- **Список заданий**:
**a)** Что, согласно тексту для чтения ниже, было общим для всех перечисленных в нем существ, от бобра до палеоантропа?
**b)** Объясните, пожалуйста, в одном–трех предложениях, почему в тексте для чтения ниже пользование орудиями не считается признаком «высшей» или «низшей» ступени биологической эволюции.
**c)** Повторите без изменений фрагмент текста для чтения ниже: он начинается со слов «К их телесной» и заканчивается словами «первой сигнальной системы.».
──────── Текст для чтения ────────
К их телесной организации следует, несомненно, отнести также чрезвычайно высокий уровень индивидуальной высшей нервной деятельности. Способность организма к образованию условных рефлексов, к дифференцированию воздействий окружающей среды и двигательных реакций была у них, безусловно, еще выше, чем у антропоморфных обезьян, которые в свою очередь стоят в этом отношении выше других млекопитающих. От бобра до шимпанзе – огромная дистанция эволюционного развития головного мозга и его функций, а от шимпанзе до археоантропа и палеоантропа – не меньшая. Общим между всеми ними является лишь то, что их нервная деятельность оставалась в рамках первой сигнальной системы.
Что касается зародышевых орудий, то приведенные выше примеры показали, что пользование орудиями вовсе не характеризует "высшую" или "низшую" ступень биологической эволюции, – они встречаются у некоторых насекомых, рыб, птиц, зверей. Троглодитиды не отличались в принципе этим признаком от других делающих зачаточные орудия животных, хотя бы он и был у них выражен более ярко, чем у бобров. Но при наличии совокупности прочих условий этот признак оказался предпосылкой, фактором очеловечения. Нельзя смешивать предпосылку и результат, не скатившись к телеологии. Нельзя отождествлять возможность с необходимостью и с действительностью.
──────── Исходные данные ────────
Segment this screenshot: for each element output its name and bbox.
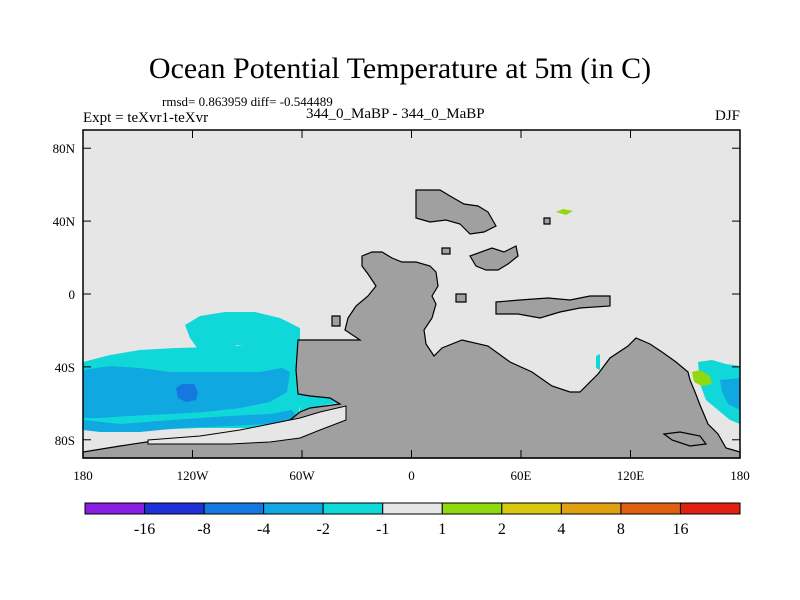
south-pacific-upper-tongue (185, 312, 300, 358)
colorbar-swatch (203, 502, 265, 515)
case-label: 344_0_MaBP - 344_0_MaBP (306, 106, 485, 122)
chart-title: Ocean Potential Temperature at 5m (in C) (148, 52, 652, 85)
season-label: DJF (714, 108, 740, 124)
x-tick-label: 120W (177, 468, 210, 483)
colorbar-swatch (560, 502, 622, 515)
colorbar-label: 2 (498, 521, 506, 538)
colorbar-label: 8 (617, 521, 625, 538)
land-americas (82, 251, 741, 459)
colorbar-swatch (441, 502, 503, 515)
y-tick-label: 0 (69, 287, 76, 302)
colorbar-label: -2 (317, 521, 330, 538)
x-tick-label: 60W (289, 468, 315, 483)
x-tick-label: 180 (73, 468, 93, 483)
land-north-landmass (415, 189, 497, 235)
colorbar-label: 1 (438, 521, 446, 538)
y-tick-label: 80S (55, 433, 75, 448)
southern-ocean-band (83, 410, 298, 432)
colorbar-label: -8 (197, 521, 210, 538)
colorbar-label: 4 (557, 521, 565, 538)
land-small-isle-3 (543, 217, 551, 225)
tasman-sea-warm (692, 370, 712, 386)
tasman-sea-blue (720, 378, 740, 410)
y-axis: 80N 40N 0 40S 80S (53, 141, 740, 448)
land-small-isle-4 (441, 247, 451, 255)
land-small-isle-2 (455, 293, 467, 303)
south-pacific-core (176, 384, 198, 402)
x-tick-label: 0 (408, 468, 415, 483)
colorbar-swatch (620, 502, 681, 515)
x-tick-label: 60E (511, 468, 532, 483)
x-tick-label: 120E (617, 468, 645, 483)
colorbar-swatch (84, 502, 146, 515)
north-pacific-warm (556, 209, 573, 215)
land-antarctic-spur (662, 431, 708, 447)
x-tick-label: 180 (730, 468, 750, 483)
colorbar-swatch (322, 502, 384, 515)
antarctic-cold-zone (147, 405, 347, 445)
colorbar-label: -16 (134, 521, 155, 538)
colorbar-label: -4 (257, 521, 270, 538)
stats-label: rmsd= 0.863959 diff= -0.544489 (162, 94, 333, 109)
y-tick-label: 40N (53, 214, 76, 229)
land-equatorial-strip (495, 295, 611, 319)
colorbar-swatch (382, 502, 443, 515)
indian-ocean-speck (596, 354, 600, 370)
experiment-label: Expt = teXvr1-teXvr (83, 110, 209, 126)
colorbar-swatch (263, 502, 324, 515)
y-tick-label: 40S (55, 360, 75, 375)
map-panel (82, 129, 741, 459)
land-masses (82, 189, 741, 459)
colorbar-label: -1 (376, 521, 389, 538)
y-tick-label: 80N (53, 141, 76, 156)
colorbar: -16 -8 -4 -2 -1 1 2 4 8 16 (84, 502, 741, 538)
colorbar-swatch (501, 502, 562, 515)
colorbar-label: 16 (672, 521, 688, 538)
colorbar-swatch (144, 502, 205, 515)
land-island-chain (469, 245, 519, 271)
land-small-isle-1 (331, 315, 341, 327)
x-axis: 180 120W 60W 0 60E 120E 180 (73, 130, 750, 483)
colorbar-swatch (679, 502, 741, 515)
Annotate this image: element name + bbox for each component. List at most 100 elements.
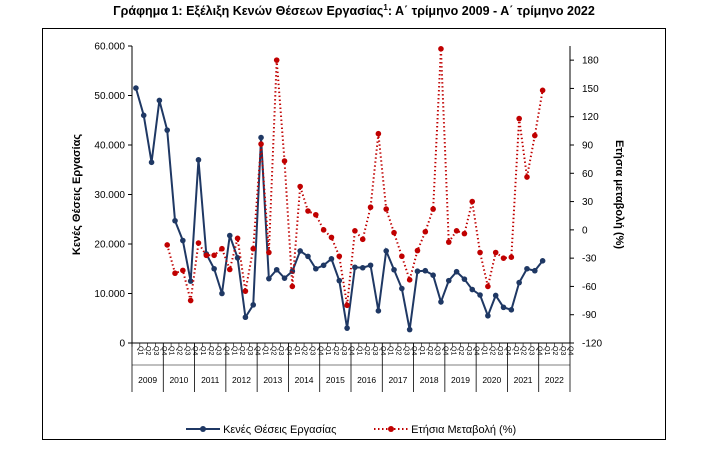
────────
- **Ответы ниже**:
**a)** Их нервная деятельность оставалась в рамках первой сигнальной системы.

**b)** Приведенные примеры показали, что зародышевые орудия встречаются у некоторых насекомых, рыб, птиц и зверей. Поэтому само по себе пользование орудиями не указывает на более высокую или более низкую ступень эволюции.

**c)**
К их телесной организации следует, несомненно, отнести также чрезвычайно высокий уровень индивидуальной высшей нервной деятельности. Способность организма к образованию условных рефлексов, к дифференцированию воздействий окружающей среды и двигательных реакций была у них, безусловно, еще выше, чем у антропоморфных обезьян, которые в свою очередь стоят в этом отношении выше других млекопитающих. От бобра до шимпанзе – огромная дистанция эволюционного развития головного мозга и его функций, а от шимпанзе до археоантропа и палеоантропа – не меньшая. Общим между всеми ними является лишь то, что их нервная деятельность оставалась в рамках первой сигнальной системы.